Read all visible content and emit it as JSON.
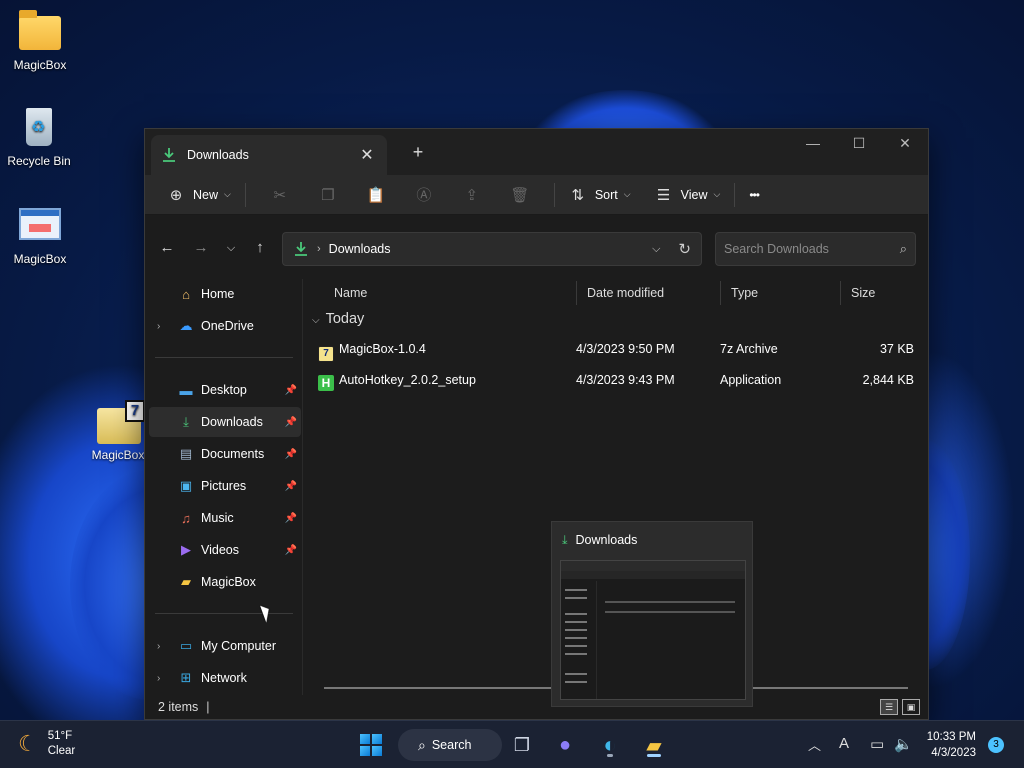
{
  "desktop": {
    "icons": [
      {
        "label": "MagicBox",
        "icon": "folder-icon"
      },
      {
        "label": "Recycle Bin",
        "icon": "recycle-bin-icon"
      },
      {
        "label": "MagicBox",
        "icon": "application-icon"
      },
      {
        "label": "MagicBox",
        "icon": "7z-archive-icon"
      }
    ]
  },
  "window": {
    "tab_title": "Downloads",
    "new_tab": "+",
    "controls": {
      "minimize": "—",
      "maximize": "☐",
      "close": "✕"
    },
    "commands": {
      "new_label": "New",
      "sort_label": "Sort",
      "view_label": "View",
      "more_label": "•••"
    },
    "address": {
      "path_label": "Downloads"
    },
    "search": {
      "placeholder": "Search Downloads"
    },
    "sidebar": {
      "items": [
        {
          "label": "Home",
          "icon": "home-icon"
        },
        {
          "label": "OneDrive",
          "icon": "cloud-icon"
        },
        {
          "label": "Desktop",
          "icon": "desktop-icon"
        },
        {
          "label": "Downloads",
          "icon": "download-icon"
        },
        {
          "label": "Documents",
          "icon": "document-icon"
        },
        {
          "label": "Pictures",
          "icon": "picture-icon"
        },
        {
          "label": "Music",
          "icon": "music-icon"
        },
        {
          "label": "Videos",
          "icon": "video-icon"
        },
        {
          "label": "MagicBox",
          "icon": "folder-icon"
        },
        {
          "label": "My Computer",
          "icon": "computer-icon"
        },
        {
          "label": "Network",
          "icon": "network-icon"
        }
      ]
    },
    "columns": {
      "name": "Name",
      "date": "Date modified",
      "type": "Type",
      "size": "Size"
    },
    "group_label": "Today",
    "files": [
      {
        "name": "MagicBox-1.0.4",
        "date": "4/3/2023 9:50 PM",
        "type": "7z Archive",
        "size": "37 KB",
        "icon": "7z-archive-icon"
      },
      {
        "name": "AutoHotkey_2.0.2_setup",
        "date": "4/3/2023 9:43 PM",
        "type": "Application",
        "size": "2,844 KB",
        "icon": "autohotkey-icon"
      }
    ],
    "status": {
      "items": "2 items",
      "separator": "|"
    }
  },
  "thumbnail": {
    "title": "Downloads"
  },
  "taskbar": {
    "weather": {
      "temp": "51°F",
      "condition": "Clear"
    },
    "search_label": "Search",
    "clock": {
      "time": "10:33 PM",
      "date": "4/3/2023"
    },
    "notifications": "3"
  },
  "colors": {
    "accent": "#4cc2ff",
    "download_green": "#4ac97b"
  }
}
========================================================================
What you will do = Collect, from the material above, every line containing the word "Downloads".

Response =
    "tab_title": "Downloads",
      "path_label": "Downloads"
      "placeholder": "Search Downloads"
          "label": "Downloads",
    "title": "Downloads"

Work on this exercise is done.